(Dataset rows about figures)
════
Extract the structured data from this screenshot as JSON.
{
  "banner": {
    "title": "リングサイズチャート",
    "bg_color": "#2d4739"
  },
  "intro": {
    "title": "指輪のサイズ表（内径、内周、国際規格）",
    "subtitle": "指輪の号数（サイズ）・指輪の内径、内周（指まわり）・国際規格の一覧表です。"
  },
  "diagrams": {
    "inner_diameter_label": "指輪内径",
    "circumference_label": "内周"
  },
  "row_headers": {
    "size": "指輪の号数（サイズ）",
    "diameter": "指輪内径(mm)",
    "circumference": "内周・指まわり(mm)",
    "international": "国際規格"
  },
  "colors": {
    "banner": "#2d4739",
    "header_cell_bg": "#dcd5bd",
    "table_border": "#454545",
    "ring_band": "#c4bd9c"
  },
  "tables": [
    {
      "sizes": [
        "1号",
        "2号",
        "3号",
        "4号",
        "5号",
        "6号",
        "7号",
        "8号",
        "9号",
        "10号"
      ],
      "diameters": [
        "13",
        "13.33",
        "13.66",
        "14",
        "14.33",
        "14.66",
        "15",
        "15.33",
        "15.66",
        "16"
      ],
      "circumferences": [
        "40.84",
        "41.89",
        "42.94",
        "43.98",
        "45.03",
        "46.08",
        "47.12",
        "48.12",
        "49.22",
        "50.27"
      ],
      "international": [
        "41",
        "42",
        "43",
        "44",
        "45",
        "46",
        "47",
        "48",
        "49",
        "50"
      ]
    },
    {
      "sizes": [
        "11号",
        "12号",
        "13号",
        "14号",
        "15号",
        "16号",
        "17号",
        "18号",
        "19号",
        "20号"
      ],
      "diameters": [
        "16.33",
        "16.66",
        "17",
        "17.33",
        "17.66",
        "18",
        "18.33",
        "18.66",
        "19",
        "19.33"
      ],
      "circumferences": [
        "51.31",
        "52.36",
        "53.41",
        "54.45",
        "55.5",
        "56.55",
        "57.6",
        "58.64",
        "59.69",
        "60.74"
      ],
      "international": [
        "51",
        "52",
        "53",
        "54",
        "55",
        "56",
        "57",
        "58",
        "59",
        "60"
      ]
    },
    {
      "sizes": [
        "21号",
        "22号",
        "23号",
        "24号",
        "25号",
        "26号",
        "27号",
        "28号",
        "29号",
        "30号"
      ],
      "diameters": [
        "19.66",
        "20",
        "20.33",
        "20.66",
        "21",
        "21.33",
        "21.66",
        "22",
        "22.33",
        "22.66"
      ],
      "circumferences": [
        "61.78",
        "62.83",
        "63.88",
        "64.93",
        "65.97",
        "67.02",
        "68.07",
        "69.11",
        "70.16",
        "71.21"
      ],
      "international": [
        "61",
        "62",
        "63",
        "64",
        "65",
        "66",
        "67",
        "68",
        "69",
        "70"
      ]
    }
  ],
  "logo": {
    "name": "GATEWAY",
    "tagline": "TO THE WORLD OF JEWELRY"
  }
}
════
**STATED GOAL**
Copy out the whole listing exactly.

**EXERCISE RESULT**
Extract the structured data from this screenshot as JSON.
{
  "banner": {
    "title": "リングサイズチャート",
    "bg_color": "#2d4739"
  },
  "intro": {
    "title": "指輪のサイズ表（内径、内周、国際規格）",
    "subtitle": "指輪の号数（サイズ）・指輪の内径、内周（指まわり）・国際規格の一覧表です。"
  },
  "diagrams": {
    "inner_diameter_label": "指輪内径",
    "circumference_label": "内周"
  },
  "row_headers": {
    "size": "指輪の号数（サイズ）",
    "diameter": "指輪内径(mm)",
    "circumference": "内周・指まわり(mm)",
    "international": "国際規格"
  },
  "colors": {
    "banner": "#2d4739",
    "header_cell_bg": "#dcd5bd",
    "table_border": "#454545",
    "ring_band": "#c4bd9c"
  },
  "tables": [
    {
      "sizes": [
        "1号",
        "2号",
        "3号",
        "4号",
        "5号",
        "6号",
        "7号",
        "8号",
        "9号",
        "10号"
      ],
      "diameters": [
        "13",
        "13.33",
        "13.66",
        "14",
        "14.33",
        "14.66",
        "15",
        "15.33",
        "15.66",
        "16"
      ],
      "circumferences": [
        "40.84",
        "41.89",
        "42.94",
        "43.98",
        "45.03",
        "46.08",
        "47.12",
        "48.12",
        "49.22",
        "50.27"
      ],
      "international": [
        "41",
        "42",
        "43",
        "44",
        "45",
        "46",
        "47",
        "48",
        "49",
        "50"
      ]
    },
    {
      "sizes": [
        "11号",
        "12号",
        "13号",
        "14号",
        "15号",
        "16号",
        "17号",
        "18号",
        "19号",
        "20号"
      ],
      "diameters": [
        "16.33",
        "16.66",
        "17",
        "17.33",
        "17.66",
        "18",
        "18.33",
        "18.66",
        "19",
        "19.33"
      ],
      "circumferences": [
        "51.31",
        "52.36",
        "53.41",
        "54.45",
        "55.5",
        "56.55",
        "57.6",
        "58.64",
        "59.69",
        "60.74"
      ],
      "international": [
        "51",
        "52",
        "53",
        "54",
        "55",
        "56",
        "57",
        "58",
        "59",
        "60"
      ]
    },
    {
      "sizes": [
        "21号",
        "22号",
        "23号",
        "24号",
        "25号",
        "26号",
        "27号",
        "28号",
        "29号",
        "30号"
      ],
      "diameters": [
        "19.66",
        "20",
        "20.33",
        "20.66",
        "21",
        "21.33",
        "21.66",
        "22",
        "22.33",
        "22.66"
      ],
      "circumferences": [
        "61.78",
        "62.83",
        "63.88",
        "64.93",
        "65.97",
        "67.02",
        "68.07",
        "69.11",
        "70.16",
        "71.21"
      ],
      "international": [
        "61",
        "62",
        "63",
        "64",
        "65",
        "66",
        "67",
        "68",
        "69",
        "70"
      ]
    }
  ],
  "logo": {
    "name": "GATEWAY",
    "tagline": "TO THE WORLD OF JEWELRY"
  }
}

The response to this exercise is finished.